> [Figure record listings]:
▶

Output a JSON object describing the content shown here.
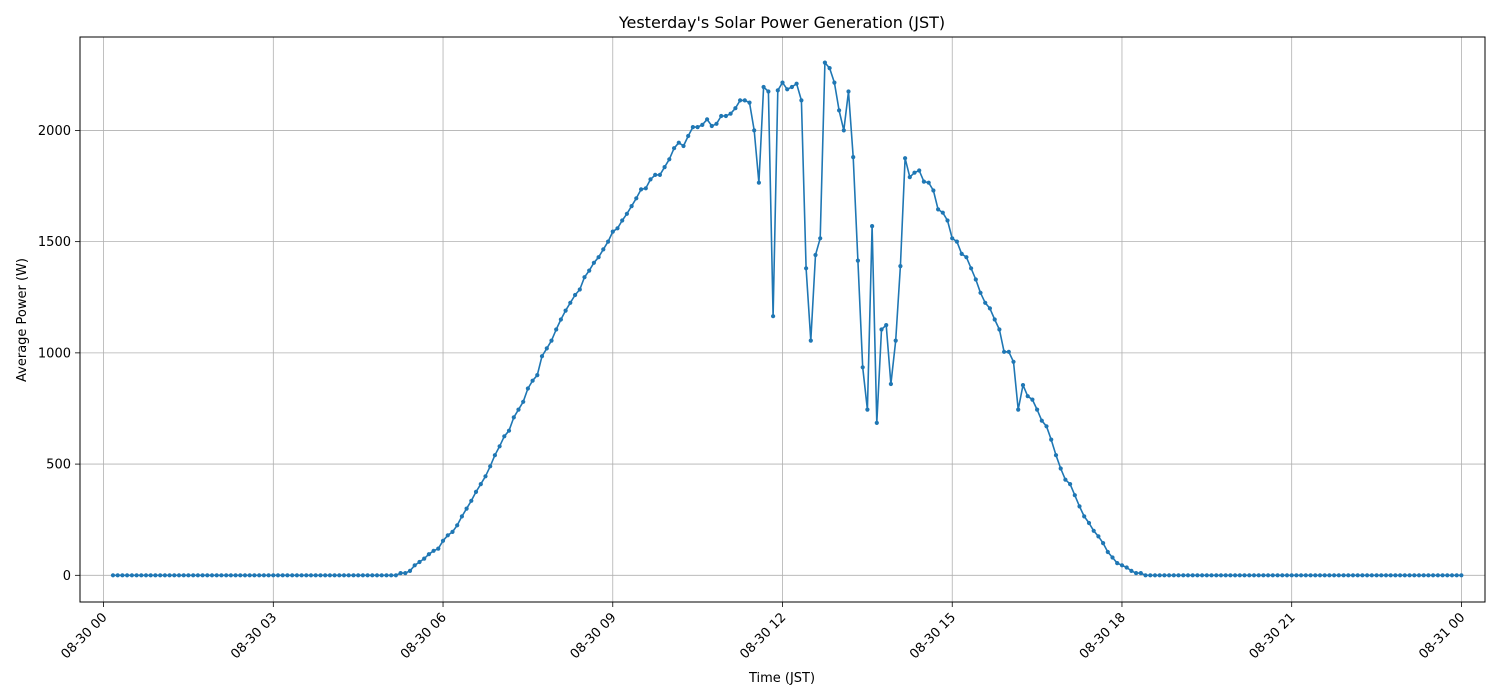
{
  "chart_data": {
    "type": "line",
    "title": "Yesterday's Solar Power Generation (JST)",
    "xlabel": "Time (JST)",
    "ylabel": "Average Power (W)",
    "xlim": [
      "08-29 23:35",
      "08-31 00:25"
    ],
    "ylim": [
      -120,
      2420
    ],
    "grid": true,
    "x_ticks": [
      "08-30 00",
      "08-30 03",
      "08-30 06",
      "08-30 09",
      "08-30 12",
      "08-30 15",
      "08-30 18",
      "08-30 21",
      "08-31 00"
    ],
    "y_ticks": [
      0,
      500,
      1000,
      1500,
      2000
    ],
    "series": [
      {
        "color": "#1f77b4",
        "marker": "circle",
        "points": [
          [
            "08-30 00:10",
            0
          ],
          [
            "08-30 05:10",
            0
          ],
          [
            "08-30 05:15",
            10
          ],
          [
            "08-30 05:20",
            10
          ],
          [
            "08-30 05:25",
            20
          ],
          [
            "08-30 05:30",
            45
          ],
          [
            "08-30 05:35",
            60
          ],
          [
            "08-30 05:40",
            75
          ],
          [
            "08-30 05:45",
            95
          ],
          [
            "08-30 05:50",
            110
          ],
          [
            "08-30 05:55",
            120
          ],
          [
            "08-30 06:00",
            155
          ],
          [
            "08-30 06:05",
            180
          ],
          [
            "08-30 06:10",
            195
          ],
          [
            "08-30 06:15",
            225
          ],
          [
            "08-30 06:20",
            265
          ],
          [
            "08-30 06:25",
            300
          ],
          [
            "08-30 06:30",
            335
          ],
          [
            "08-30 06:35",
            375
          ],
          [
            "08-30 06:40",
            410
          ],
          [
            "08-30 06:45",
            445
          ],
          [
            "08-30 06:50",
            490
          ],
          [
            "08-30 06:55",
            540
          ],
          [
            "08-30 07:00",
            580
          ],
          [
            "08-30 07:05",
            625
          ],
          [
            "08-30 07:10",
            650
          ],
          [
            "08-30 07:15",
            710
          ],
          [
            "08-30 07:20",
            745
          ],
          [
            "08-30 07:25",
            780
          ],
          [
            "08-30 07:30",
            840
          ],
          [
            "08-30 07:35",
            875
          ],
          [
            "08-30 07:40",
            900
          ],
          [
            "08-30 07:45",
            985
          ],
          [
            "08-30 07:50",
            1020
          ],
          [
            "08-30 07:55",
            1055
          ],
          [
            "08-30 08:00",
            1105
          ],
          [
            "08-30 08:05",
            1150
          ],
          [
            "08-30 08:10",
            1190
          ],
          [
            "08-30 08:15",
            1225
          ],
          [
            "08-30 08:20",
            1260
          ],
          [
            "08-30 08:25",
            1285
          ],
          [
            "08-30 08:30",
            1340
          ],
          [
            "08-30 08:35",
            1370
          ],
          [
            "08-30 08:40",
            1405
          ],
          [
            "08-30 08:45",
            1430
          ],
          [
            "08-30 08:50",
            1465
          ],
          [
            "08-30 08:55",
            1500
          ],
          [
            "08-30 09:00",
            1545
          ],
          [
            "08-30 09:05",
            1560
          ],
          [
            "08-30 09:10",
            1595
          ],
          [
            "08-30 09:15",
            1625
          ],
          [
            "08-30 09:20",
            1660
          ],
          [
            "08-30 09:25",
            1695
          ],
          [
            "08-30 09:30",
            1735
          ],
          [
            "08-30 09:35",
            1740
          ],
          [
            "08-30 09:40",
            1780
          ],
          [
            "08-30 09:45",
            1800
          ],
          [
            "08-30 09:50",
            1800
          ],
          [
            "08-30 09:55",
            1835
          ],
          [
            "08-30 10:00",
            1870
          ],
          [
            "08-30 10:05",
            1920
          ],
          [
            "08-30 10:10",
            1945
          ],
          [
            "08-30 10:15",
            1930
          ],
          [
            "08-30 10:20",
            1975
          ],
          [
            "08-30 10:25",
            2015
          ],
          [
            "08-30 10:30",
            2015
          ],
          [
            "08-30 10:35",
            2025
          ],
          [
            "08-30 10:40",
            2050
          ],
          [
            "08-30 10:45",
            2020
          ],
          [
            "08-30 10:50",
            2030
          ],
          [
            "08-30 10:55",
            2065
          ],
          [
            "08-30 11:00",
            2065
          ],
          [
            "08-30 11:05",
            2075
          ],
          [
            "08-30 11:10",
            2100
          ],
          [
            "08-30 11:15",
            2135
          ],
          [
            "08-30 11:20",
            2135
          ],
          [
            "08-30 11:25",
            2125
          ],
          [
            "08-30 11:30",
            2000
          ],
          [
            "08-30 11:35",
            1765
          ],
          [
            "08-30 11:40",
            2195
          ],
          [
            "08-30 11:45",
            2175
          ],
          [
            "08-30 11:50",
            1165
          ],
          [
            "08-30 11:55",
            2180
          ],
          [
            "08-30 12:00",
            2215
          ],
          [
            "08-30 12:05",
            2185
          ],
          [
            "08-30 12:10",
            2195
          ],
          [
            "08-30 12:15",
            2210
          ],
          [
            "08-30 12:20",
            2135
          ],
          [
            "08-30 12:25",
            1380
          ],
          [
            "08-30 12:30",
            1055
          ],
          [
            "08-30 12:35",
            1440
          ],
          [
            "08-30 12:40",
            1515
          ],
          [
            "08-30 12:45",
            2305
          ],
          [
            "08-30 12:50",
            2280
          ],
          [
            "08-30 12:55",
            2215
          ],
          [
            "08-30 13:00",
            2090
          ],
          [
            "08-30 13:05",
            2000
          ],
          [
            "08-30 13:10",
            2175
          ],
          [
            "08-30 13:15",
            1880
          ],
          [
            "08-30 13:20",
            1415
          ],
          [
            "08-30 13:25",
            935
          ],
          [
            "08-30 13:30",
            745
          ],
          [
            "08-30 13:35",
            1570
          ],
          [
            "08-30 13:40",
            685
          ],
          [
            "08-30 13:45",
            1105
          ],
          [
            "08-30 13:50",
            1125
          ],
          [
            "08-30 13:55",
            860
          ],
          [
            "08-30 14:00",
            1055
          ],
          [
            "08-30 14:05",
            1390
          ],
          [
            "08-30 14:10",
            1875
          ],
          [
            "08-30 14:15",
            1790
          ],
          [
            "08-30 14:20",
            1810
          ],
          [
            "08-30 14:25",
            1820
          ],
          [
            "08-30 14:30",
            1770
          ],
          [
            "08-30 14:35",
            1765
          ],
          [
            "08-30 14:40",
            1730
          ],
          [
            "08-30 14:45",
            1645
          ],
          [
            "08-30 14:50",
            1630
          ],
          [
            "08-30 14:55",
            1595
          ],
          [
            "08-30 15:00",
            1515
          ],
          [
            "08-30 15:05",
            1500
          ],
          [
            "08-30 15:10",
            1445
          ],
          [
            "08-30 15:15",
            1430
          ],
          [
            "08-30 15:20",
            1380
          ],
          [
            "08-30 15:25",
            1330
          ],
          [
            "08-30 15:30",
            1270
          ],
          [
            "08-30 15:35",
            1225
          ],
          [
            "08-30 15:40",
            1200
          ],
          [
            "08-30 15:45",
            1150
          ],
          [
            "08-30 15:50",
            1105
          ],
          [
            "08-30 15:55",
            1005
          ],
          [
            "08-30 16:00",
            1005
          ],
          [
            "08-30 16:05",
            960
          ],
          [
            "08-30 16:10",
            745
          ],
          [
            "08-30 16:15",
            855
          ],
          [
            "08-30 16:20",
            805
          ],
          [
            "08-30 16:25",
            790
          ],
          [
            "08-30 16:30",
            745
          ],
          [
            "08-30 16:35",
            695
          ],
          [
            "08-30 16:40",
            670
          ],
          [
            "08-30 16:45",
            610
          ],
          [
            "08-30 16:50",
            540
          ],
          [
            "08-30 16:55",
            480
          ],
          [
            "08-30 17:00",
            430
          ],
          [
            "08-30 17:05",
            410
          ],
          [
            "08-30 17:10",
            360
          ],
          [
            "08-30 17:15",
            310
          ],
          [
            "08-30 17:20",
            265
          ],
          [
            "08-30 17:25",
            235
          ],
          [
            "08-30 17:30",
            200
          ],
          [
            "08-30 17:35",
            175
          ],
          [
            "08-30 17:40",
            145
          ],
          [
            "08-30 17:45",
            105
          ],
          [
            "08-30 17:50",
            80
          ],
          [
            "08-30 17:55",
            55
          ],
          [
            "08-30 18:00",
            45
          ],
          [
            "08-30 18:05",
            35
          ],
          [
            "08-30 18:10",
            20
          ],
          [
            "08-30 18:15",
            10
          ],
          [
            "08-30 18:20",
            10
          ],
          [
            "08-30 18:25",
            0
          ],
          [
            "08-31 00:00",
            0
          ]
        ]
      }
    ]
  }
}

◀

> [WHAT TO DO]:
Lines of the material that contain the word "Power" are to be gathered.

> [SOLVED PROBLEM]:
    "title": "Yesterday's Solar Power Generation (JST)",
    "ylabel": "Average Power (W)",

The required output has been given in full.